[start INFORMATION PROVIDED]

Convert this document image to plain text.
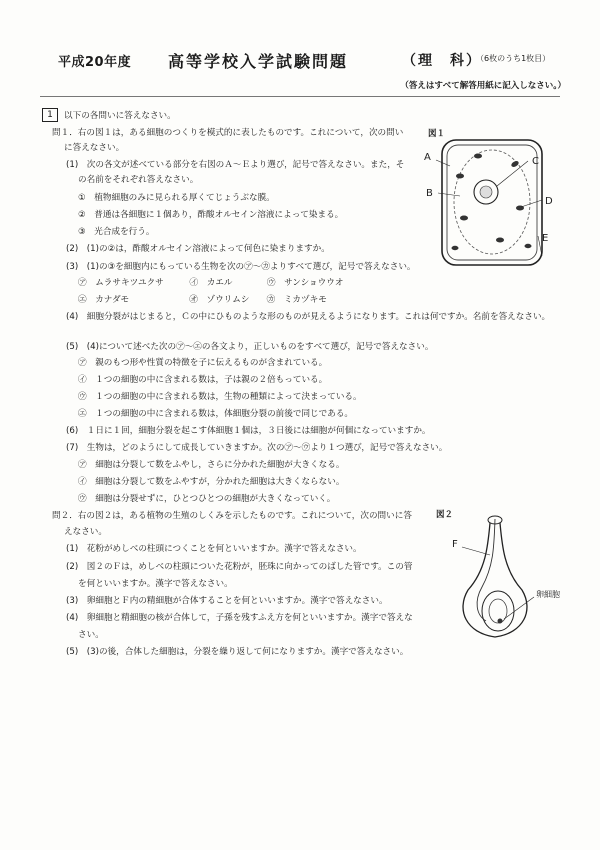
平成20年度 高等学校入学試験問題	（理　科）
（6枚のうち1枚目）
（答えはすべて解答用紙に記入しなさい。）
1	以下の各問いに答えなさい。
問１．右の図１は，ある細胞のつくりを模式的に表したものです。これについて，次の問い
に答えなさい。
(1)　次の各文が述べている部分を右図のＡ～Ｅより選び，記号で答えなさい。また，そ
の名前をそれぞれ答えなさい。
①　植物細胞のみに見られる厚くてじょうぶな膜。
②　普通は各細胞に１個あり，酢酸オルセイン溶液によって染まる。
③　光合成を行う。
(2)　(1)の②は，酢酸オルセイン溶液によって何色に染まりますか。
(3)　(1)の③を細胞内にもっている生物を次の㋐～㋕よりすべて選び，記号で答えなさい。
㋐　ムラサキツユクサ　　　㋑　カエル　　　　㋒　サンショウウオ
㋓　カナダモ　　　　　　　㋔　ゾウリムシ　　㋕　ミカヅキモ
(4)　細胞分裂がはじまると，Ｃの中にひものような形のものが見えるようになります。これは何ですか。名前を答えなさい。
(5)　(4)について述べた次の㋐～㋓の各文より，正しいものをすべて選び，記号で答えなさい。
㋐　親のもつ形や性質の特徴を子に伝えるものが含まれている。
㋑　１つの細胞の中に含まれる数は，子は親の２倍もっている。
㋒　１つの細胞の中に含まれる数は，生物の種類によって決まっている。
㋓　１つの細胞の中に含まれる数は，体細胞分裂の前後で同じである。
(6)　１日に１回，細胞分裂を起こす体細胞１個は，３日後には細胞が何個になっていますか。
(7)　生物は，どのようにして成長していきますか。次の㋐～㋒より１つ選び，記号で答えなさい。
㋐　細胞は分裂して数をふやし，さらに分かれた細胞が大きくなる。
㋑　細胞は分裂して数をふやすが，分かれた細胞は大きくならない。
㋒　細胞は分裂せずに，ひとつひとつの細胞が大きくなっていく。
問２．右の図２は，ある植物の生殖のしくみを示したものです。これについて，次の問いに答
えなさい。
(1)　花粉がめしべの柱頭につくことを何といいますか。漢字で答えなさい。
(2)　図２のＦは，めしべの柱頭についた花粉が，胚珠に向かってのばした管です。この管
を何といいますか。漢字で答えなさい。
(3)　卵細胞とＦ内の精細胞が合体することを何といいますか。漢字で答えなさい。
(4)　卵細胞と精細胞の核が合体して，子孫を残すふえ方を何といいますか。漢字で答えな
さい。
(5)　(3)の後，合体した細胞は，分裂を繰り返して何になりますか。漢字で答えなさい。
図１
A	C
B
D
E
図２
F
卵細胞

[end INFORMATION PROVIDED]
[start INFORMATION PROVIDED]

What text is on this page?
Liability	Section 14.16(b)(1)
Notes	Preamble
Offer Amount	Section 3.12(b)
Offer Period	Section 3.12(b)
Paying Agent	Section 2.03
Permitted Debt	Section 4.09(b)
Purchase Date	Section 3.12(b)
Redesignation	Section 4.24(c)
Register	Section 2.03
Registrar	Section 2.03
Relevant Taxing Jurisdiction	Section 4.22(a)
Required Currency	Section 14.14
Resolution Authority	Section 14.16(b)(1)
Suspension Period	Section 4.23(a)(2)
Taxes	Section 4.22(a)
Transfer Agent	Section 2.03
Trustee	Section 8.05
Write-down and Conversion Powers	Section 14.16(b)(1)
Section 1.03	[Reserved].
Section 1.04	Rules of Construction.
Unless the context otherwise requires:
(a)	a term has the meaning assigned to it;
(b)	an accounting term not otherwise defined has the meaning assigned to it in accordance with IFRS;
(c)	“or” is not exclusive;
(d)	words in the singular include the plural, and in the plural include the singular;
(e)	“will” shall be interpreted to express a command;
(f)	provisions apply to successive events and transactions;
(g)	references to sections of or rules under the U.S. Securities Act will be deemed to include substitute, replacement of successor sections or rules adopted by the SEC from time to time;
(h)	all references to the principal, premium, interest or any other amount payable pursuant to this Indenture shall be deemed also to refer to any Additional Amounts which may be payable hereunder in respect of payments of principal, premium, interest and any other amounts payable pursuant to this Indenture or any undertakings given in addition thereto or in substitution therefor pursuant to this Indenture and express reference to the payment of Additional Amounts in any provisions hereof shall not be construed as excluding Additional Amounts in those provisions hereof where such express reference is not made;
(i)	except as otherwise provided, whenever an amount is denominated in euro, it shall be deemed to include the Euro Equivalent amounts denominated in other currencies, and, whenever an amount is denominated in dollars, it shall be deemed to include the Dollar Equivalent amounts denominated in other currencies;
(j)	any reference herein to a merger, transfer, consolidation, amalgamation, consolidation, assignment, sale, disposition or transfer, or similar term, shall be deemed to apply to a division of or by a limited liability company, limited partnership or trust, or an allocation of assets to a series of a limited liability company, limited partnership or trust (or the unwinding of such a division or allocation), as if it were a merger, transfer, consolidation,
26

[end INFORMATION PROVIDED]

◆ DO THIS
Determine the number of lines in the entries above where the string "記号で答えなさい" appears. Answer with the number alone.

◆ COMPLETED TASK
4